◆ **The request**: Scan the material below for the string "在矩形ABCD中", and copy every line where it shows up.

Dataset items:
- - - -
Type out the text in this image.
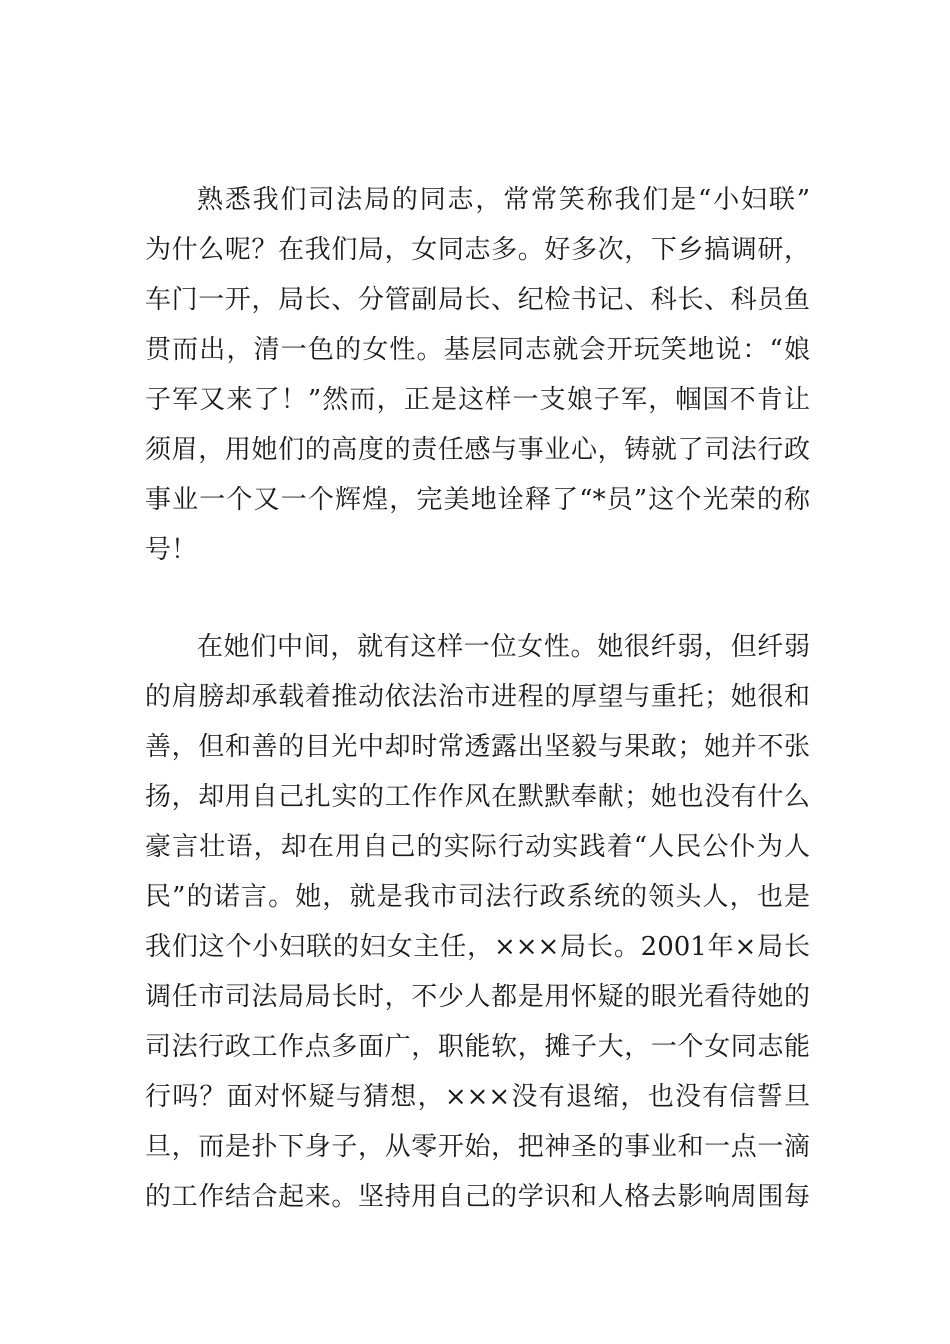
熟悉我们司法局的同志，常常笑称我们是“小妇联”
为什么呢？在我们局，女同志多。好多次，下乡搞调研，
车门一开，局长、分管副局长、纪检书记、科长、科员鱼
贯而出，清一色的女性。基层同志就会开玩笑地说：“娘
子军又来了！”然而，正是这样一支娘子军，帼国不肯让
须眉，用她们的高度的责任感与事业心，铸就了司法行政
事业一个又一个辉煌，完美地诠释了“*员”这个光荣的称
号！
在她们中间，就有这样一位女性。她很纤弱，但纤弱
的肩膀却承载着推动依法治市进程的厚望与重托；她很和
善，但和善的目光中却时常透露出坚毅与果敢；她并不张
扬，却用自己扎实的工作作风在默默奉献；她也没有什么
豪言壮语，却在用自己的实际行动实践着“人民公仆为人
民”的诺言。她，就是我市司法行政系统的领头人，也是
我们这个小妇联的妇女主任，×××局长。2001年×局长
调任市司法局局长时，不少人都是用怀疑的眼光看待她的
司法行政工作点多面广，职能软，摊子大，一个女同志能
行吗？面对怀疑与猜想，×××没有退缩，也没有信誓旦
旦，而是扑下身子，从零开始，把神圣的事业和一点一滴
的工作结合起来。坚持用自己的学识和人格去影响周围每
- - - -
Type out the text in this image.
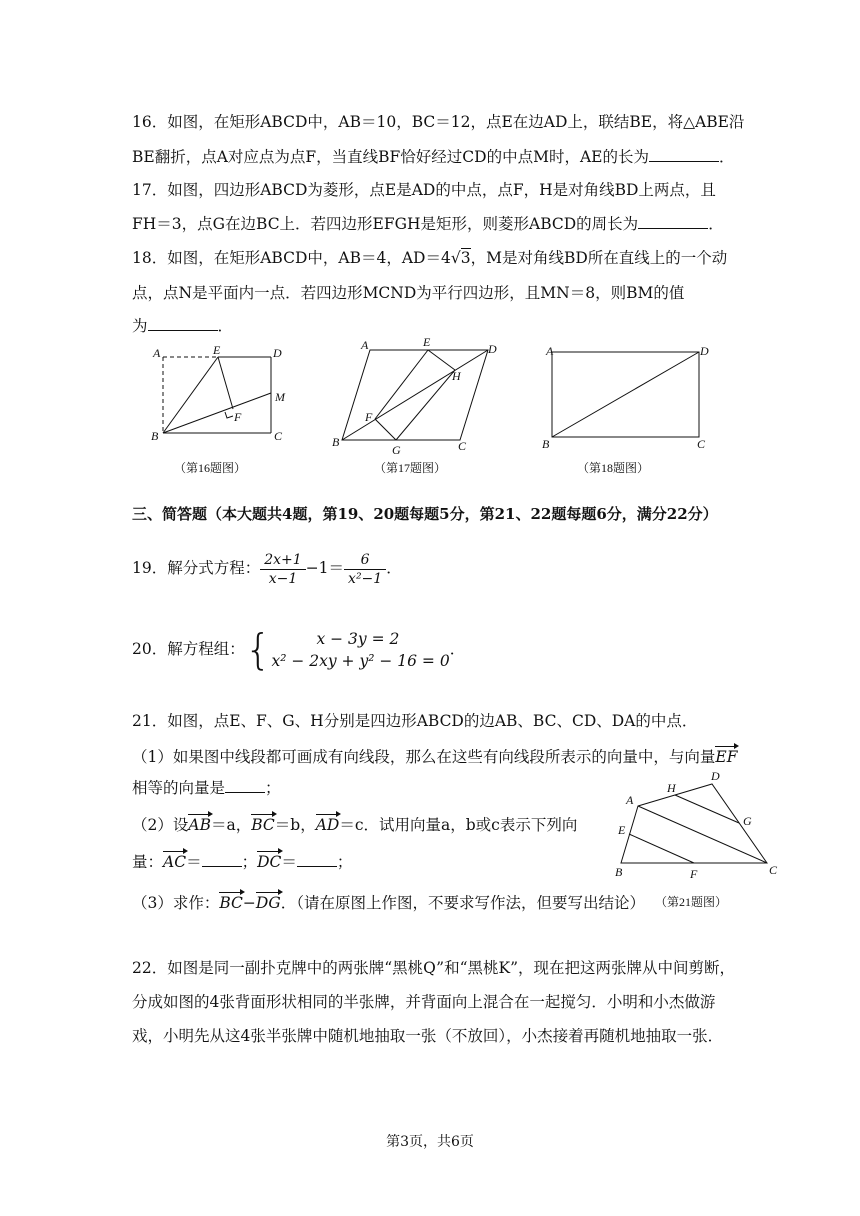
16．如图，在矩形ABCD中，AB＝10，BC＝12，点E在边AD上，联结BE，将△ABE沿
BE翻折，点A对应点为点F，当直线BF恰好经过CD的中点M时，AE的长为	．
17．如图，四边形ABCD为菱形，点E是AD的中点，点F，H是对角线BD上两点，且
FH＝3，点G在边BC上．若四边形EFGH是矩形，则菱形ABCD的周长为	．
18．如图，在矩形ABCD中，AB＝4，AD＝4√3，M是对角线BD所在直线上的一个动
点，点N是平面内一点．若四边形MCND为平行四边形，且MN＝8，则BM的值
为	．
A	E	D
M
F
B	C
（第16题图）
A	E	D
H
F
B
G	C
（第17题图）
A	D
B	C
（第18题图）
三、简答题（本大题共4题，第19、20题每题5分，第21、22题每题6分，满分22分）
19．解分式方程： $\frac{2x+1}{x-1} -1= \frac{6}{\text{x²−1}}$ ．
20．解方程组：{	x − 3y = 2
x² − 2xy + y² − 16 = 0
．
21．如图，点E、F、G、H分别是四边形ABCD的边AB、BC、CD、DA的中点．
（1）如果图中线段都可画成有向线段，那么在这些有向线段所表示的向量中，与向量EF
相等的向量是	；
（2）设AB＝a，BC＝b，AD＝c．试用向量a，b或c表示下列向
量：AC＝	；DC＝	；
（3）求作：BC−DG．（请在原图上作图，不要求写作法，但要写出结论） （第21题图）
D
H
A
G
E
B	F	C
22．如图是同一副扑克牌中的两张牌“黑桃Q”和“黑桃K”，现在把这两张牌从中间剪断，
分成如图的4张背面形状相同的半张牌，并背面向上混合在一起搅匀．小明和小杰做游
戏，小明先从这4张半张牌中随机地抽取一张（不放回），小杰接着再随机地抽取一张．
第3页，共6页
- - - -
◆ **Task solution**:
16．如图，在矩形ABCD中，AB＝10，BC＝12，点E在边AD上，联结BE，将△ABE沿
18．如图，在矩形ABCD中，AB＝4，AD＝4√3，M是对角线BD所在直线上的一个动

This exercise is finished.